| TASK DIRECTIONS |
Scan the records for the word "title". Copy each line that includes it.

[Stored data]
________________________

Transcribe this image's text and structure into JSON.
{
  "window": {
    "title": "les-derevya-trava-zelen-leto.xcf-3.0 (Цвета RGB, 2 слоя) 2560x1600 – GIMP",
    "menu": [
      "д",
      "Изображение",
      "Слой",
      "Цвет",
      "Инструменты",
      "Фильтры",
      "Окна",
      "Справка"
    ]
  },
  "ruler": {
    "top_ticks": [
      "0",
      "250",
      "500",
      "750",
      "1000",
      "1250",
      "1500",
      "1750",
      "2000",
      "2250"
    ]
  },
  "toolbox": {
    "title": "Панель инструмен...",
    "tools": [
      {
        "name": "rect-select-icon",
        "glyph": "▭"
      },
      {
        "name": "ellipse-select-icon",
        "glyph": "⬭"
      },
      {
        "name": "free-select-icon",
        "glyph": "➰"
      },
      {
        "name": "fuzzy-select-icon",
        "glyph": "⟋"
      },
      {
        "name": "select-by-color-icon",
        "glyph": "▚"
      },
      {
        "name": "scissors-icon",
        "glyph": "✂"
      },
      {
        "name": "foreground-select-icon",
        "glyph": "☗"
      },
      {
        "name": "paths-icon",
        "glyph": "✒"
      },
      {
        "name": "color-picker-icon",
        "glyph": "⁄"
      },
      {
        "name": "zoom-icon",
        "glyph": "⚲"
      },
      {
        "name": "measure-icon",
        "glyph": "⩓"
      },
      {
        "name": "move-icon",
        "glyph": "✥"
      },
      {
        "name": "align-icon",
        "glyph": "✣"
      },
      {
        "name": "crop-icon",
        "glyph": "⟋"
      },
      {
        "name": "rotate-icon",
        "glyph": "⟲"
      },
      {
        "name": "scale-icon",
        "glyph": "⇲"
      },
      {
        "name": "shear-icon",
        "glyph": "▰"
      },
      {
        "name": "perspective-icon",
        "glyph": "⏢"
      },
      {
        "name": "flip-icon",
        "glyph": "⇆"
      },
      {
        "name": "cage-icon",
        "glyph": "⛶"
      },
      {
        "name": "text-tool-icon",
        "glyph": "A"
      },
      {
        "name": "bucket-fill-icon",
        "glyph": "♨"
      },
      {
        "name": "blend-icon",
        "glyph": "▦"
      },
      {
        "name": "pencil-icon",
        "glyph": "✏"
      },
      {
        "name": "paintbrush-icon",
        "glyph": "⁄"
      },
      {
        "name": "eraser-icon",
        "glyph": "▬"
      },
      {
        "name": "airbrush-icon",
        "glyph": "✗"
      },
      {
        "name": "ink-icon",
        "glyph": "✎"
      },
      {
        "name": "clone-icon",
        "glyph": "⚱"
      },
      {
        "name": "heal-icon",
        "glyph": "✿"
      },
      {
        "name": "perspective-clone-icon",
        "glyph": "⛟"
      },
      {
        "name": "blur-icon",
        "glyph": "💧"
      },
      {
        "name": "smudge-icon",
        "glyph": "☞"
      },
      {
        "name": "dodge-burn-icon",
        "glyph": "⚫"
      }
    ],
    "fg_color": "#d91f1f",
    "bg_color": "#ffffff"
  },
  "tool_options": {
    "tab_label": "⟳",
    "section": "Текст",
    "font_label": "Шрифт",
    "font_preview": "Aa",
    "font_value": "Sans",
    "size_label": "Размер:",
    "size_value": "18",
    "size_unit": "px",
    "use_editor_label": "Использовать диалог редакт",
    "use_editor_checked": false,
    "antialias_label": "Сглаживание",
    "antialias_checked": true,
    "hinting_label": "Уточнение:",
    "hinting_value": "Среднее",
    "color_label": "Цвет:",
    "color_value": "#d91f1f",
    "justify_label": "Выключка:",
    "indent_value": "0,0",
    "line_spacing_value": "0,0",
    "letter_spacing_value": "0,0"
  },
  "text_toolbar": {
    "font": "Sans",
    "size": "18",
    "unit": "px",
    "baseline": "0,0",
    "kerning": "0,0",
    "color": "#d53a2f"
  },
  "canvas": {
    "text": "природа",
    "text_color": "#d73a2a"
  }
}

________________________

| RESPONSE |
    "title": "les-derevya-trava-zelen-leto.xcf-3.0 (Цвета RGB, 2 слоя) 2560x1600 – GIMP",
    "title": "Панель инструмен...",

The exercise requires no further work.